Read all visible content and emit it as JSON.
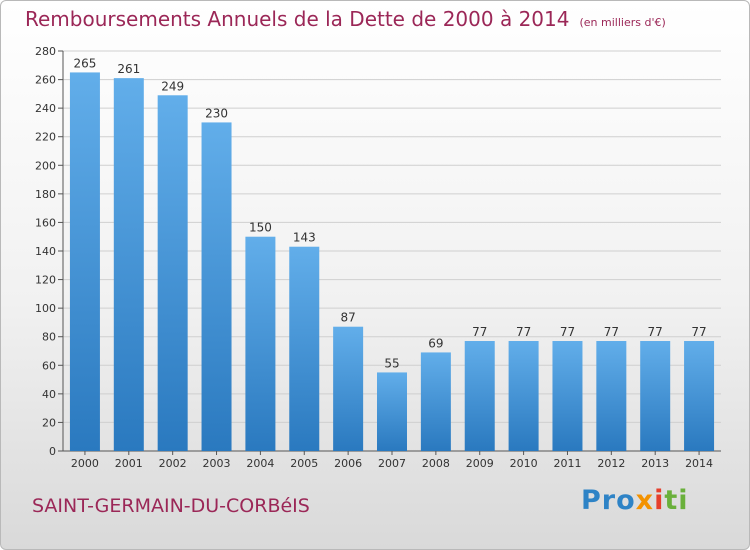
{
  "title": "Remboursements Annuels de la Dette de 2000 à 2014",
  "unit": "(en milliers d'€)",
  "commune": "SAINT-GERMAIN-DU-CORBéIS",
  "logo": {
    "p1": "Pro",
    "p2": "x",
    "p3": "i",
    "p4": "ti"
  },
  "colors": {
    "bar_light": "#62aeea",
    "bar_dark": "#2a79bf",
    "title": "#9b2757",
    "grid": "#cfcfcf"
  },
  "chart_data": {
    "type": "bar",
    "categories": [
      "2000",
      "2001",
      "2002",
      "2003",
      "2004",
      "2005",
      "2006",
      "2007",
      "2008",
      "2009",
      "2010",
      "2011",
      "2012",
      "2013",
      "2014"
    ],
    "values": [
      265,
      261,
      249,
      230,
      150,
      143,
      87,
      55,
      69,
      77,
      77,
      77,
      77,
      77,
      77
    ],
    "ylim": [
      0,
      280
    ],
    "ytick_step": 20,
    "grid": true,
    "data_labels": true
  }
}
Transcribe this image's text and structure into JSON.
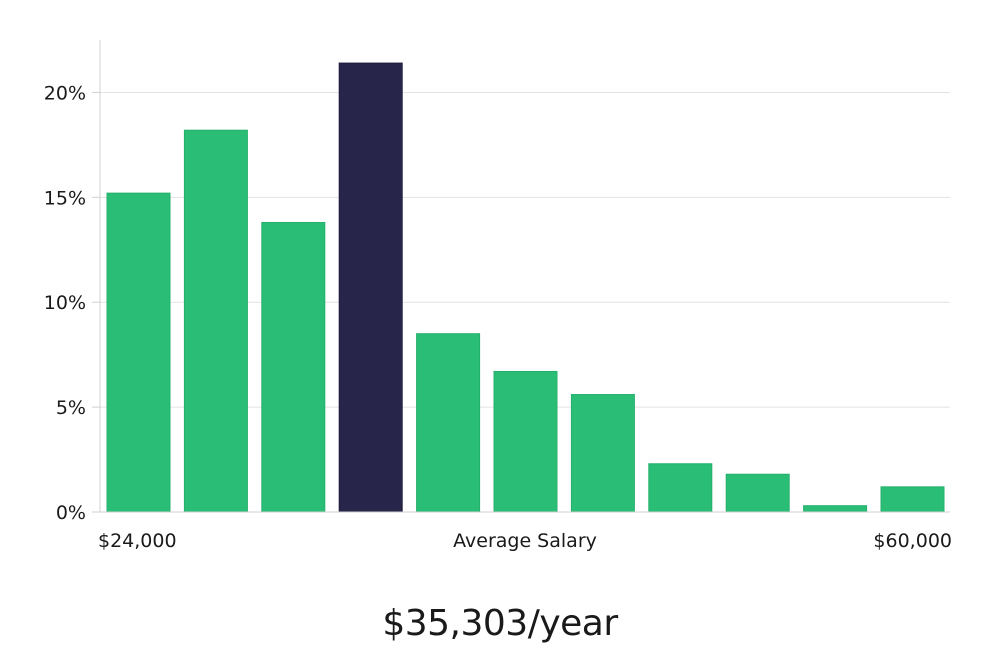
{
  "chart_data": {
    "type": "bar",
    "title": "",
    "xlabel": "Average Salary",
    "ylabel": "",
    "x_range_labels": {
      "start": "$24,000",
      "end": "$60,000"
    },
    "yticks": [
      "0%",
      "5%",
      "10%",
      "15%",
      "20%"
    ],
    "ylim": [
      0,
      22.5
    ],
    "values": [
      15.2,
      18.2,
      13.8,
      21.4,
      8.5,
      6.7,
      5.6,
      2.3,
      1.8,
      0.3,
      1.2
    ],
    "highlight_index": 3,
    "grid": true,
    "colors": {
      "bar": "#2abd76",
      "highlight": "#28254a",
      "grid": "#e3e3e3",
      "axis": "#d0d0d0",
      "text": "#1a1a1a"
    }
  },
  "summary": {
    "salary_per_year": "$35,303/year"
  }
}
──────
* [TASK INSTRUCTIONS]:
Spot every line that holds "grid" and copy it.

* [OUTPUT OF THE TASK]:
    "grid": "#cfcfcf"
    "grid": true,
    "grid": true,
      "grid": "#e3e3e3",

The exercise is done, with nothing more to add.